### Written problem
Reproduce the listing below word for word, with no pictures.
+++ Given data +++
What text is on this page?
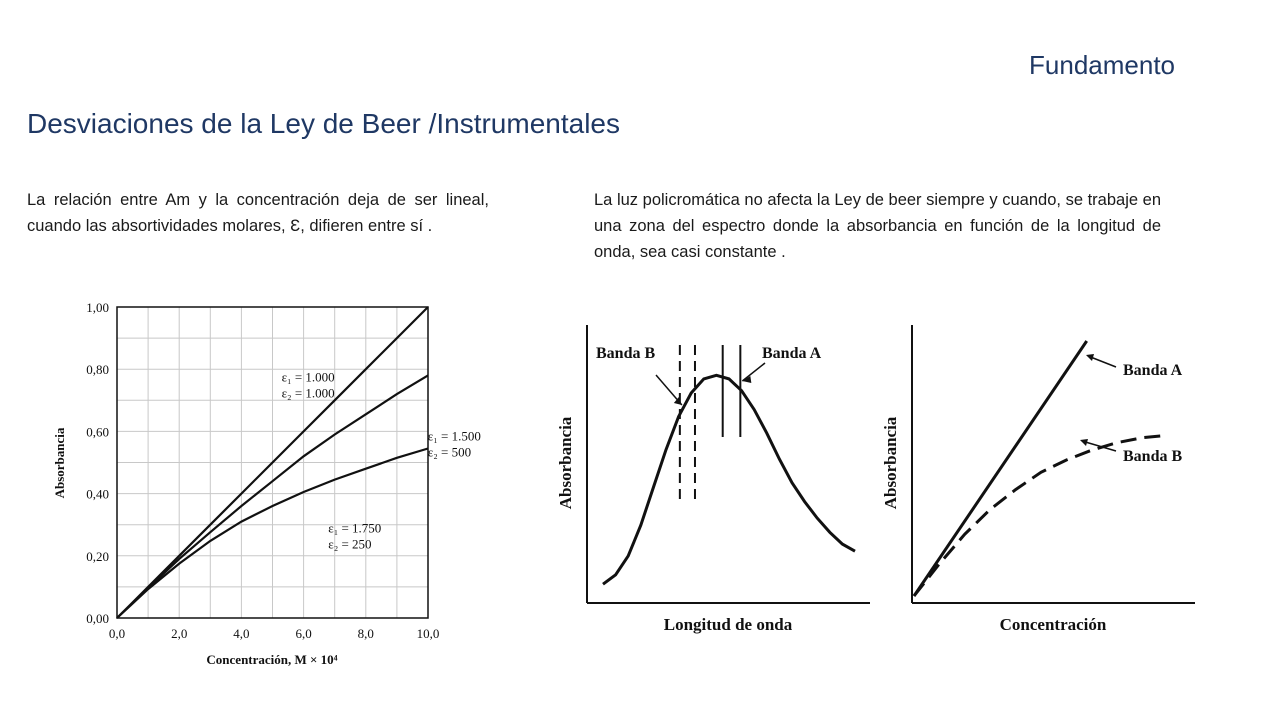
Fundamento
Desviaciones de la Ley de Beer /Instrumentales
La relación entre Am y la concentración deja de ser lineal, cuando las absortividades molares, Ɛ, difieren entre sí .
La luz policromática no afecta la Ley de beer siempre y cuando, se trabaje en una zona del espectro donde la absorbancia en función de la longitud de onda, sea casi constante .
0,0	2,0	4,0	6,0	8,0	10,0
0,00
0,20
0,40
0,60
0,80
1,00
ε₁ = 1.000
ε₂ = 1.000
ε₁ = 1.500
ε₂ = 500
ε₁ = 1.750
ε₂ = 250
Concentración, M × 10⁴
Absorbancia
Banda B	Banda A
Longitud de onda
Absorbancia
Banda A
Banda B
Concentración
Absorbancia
+++
### The output
What text is on this page?
Fundamento
Desviaciones de la Ley de Beer /Instrumentales
La relación entre Am y la concentración deja de ser lineal, cuando las absortividades molares, Ɛ, difieren entre sí .
La luz policromática no afecta la Ley de beer siempre y cuando, se trabaje en una zona del espectro donde la absorbancia en función de la longitud de onda, sea casi constante .
0,0	2,0	4,0	6,0	8,0	10,0
0,00
0,20
0,40
0,60
0,80
1,00
ε₁ = 1.000
ε₂ = 1.000
ε₁ = 1.500
ε₂ = 500
ε₁ = 1.750
ε₂ = 250
Concentración, M × 10⁴
Absorbancia
Banda B	Banda A
Longitud de onda
Absorbancia
Banda A
Banda B
Concentración
Absorbancia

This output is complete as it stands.